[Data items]
◆ ◆ ◆ ◆ ◆
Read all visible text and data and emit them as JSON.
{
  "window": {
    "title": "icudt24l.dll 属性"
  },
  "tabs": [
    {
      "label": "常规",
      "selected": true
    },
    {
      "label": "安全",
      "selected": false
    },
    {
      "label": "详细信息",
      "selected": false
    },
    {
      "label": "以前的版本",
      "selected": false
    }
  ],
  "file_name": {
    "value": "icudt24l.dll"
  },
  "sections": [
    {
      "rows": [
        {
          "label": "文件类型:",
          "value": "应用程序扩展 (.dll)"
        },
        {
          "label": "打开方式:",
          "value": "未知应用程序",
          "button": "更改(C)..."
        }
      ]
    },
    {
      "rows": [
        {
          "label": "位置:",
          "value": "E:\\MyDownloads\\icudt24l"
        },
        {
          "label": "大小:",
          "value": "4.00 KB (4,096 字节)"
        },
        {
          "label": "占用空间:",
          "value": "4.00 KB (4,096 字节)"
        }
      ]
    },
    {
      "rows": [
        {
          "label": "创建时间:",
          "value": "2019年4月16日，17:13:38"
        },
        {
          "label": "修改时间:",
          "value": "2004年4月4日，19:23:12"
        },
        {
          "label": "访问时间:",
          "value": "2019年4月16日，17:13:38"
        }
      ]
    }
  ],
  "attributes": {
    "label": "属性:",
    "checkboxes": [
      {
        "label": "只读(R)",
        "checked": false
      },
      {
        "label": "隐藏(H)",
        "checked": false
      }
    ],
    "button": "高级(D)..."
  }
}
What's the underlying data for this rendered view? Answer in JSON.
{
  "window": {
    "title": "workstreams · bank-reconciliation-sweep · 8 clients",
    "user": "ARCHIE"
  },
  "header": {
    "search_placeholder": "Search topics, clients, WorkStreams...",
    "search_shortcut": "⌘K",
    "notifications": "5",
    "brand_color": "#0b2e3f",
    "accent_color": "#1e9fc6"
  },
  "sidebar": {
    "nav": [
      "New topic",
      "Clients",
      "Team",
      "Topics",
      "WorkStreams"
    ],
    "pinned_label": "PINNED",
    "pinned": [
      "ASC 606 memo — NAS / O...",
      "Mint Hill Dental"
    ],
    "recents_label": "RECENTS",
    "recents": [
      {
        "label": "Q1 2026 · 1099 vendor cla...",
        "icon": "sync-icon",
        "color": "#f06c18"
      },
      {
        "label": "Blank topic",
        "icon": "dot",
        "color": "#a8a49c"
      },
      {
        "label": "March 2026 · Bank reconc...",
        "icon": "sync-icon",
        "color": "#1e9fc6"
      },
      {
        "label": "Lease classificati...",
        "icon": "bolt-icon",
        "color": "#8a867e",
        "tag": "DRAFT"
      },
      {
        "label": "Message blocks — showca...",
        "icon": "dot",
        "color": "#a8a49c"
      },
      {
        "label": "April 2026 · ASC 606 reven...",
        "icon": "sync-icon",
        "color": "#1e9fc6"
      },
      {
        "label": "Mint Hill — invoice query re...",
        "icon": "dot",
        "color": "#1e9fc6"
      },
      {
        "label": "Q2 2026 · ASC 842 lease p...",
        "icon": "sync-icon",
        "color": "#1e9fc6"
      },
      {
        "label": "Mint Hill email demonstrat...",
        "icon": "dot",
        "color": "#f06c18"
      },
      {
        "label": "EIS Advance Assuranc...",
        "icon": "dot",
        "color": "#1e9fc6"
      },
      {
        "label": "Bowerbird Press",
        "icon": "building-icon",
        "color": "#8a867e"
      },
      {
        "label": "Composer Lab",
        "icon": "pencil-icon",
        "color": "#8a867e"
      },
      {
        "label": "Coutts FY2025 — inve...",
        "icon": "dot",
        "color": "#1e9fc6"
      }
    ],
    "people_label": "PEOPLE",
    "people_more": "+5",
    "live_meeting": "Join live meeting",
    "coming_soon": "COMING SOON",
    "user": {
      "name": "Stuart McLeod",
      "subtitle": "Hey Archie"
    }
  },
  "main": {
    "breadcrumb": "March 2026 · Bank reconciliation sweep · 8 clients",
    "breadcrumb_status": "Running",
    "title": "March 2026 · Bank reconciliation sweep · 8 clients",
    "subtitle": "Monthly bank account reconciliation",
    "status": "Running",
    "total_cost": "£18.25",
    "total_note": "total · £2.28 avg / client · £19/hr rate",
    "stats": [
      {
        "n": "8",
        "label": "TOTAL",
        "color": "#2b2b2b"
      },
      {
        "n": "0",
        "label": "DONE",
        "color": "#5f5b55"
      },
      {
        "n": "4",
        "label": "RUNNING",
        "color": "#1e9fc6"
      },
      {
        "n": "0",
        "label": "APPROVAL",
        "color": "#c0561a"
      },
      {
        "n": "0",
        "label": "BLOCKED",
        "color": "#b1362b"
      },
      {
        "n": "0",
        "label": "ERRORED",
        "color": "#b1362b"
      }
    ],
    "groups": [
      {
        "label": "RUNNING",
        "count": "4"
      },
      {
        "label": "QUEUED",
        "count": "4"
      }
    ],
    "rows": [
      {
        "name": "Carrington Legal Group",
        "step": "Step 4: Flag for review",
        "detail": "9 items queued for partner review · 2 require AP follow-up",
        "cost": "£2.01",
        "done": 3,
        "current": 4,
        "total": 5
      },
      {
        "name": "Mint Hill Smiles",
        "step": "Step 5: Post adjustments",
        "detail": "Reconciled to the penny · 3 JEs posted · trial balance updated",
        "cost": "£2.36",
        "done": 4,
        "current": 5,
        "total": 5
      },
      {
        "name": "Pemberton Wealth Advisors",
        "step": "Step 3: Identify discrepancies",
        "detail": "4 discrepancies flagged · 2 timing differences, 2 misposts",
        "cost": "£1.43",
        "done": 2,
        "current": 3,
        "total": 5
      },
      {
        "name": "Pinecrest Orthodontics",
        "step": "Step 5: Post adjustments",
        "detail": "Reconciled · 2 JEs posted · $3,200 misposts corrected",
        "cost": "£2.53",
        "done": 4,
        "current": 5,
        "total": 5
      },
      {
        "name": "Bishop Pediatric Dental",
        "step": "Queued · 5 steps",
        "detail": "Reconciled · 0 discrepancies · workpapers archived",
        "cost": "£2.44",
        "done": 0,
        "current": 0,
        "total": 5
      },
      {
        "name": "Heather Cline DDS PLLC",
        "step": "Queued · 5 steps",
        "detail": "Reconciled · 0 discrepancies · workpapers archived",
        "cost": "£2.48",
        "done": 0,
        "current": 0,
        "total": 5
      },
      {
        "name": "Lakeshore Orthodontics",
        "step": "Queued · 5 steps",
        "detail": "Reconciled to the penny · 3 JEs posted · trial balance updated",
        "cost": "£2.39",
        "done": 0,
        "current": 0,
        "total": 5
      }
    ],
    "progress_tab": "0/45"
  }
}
◆ ◆ ◆ ◆ ◆
**SET EXERCISE**
Look through the material above and pick out each line holding the word "Orthodontics".

**ANSWER TO THE EXERCISE**
        "name": "Pinecrest Orthodontics",
        "name": "Lakeshore Orthodontics",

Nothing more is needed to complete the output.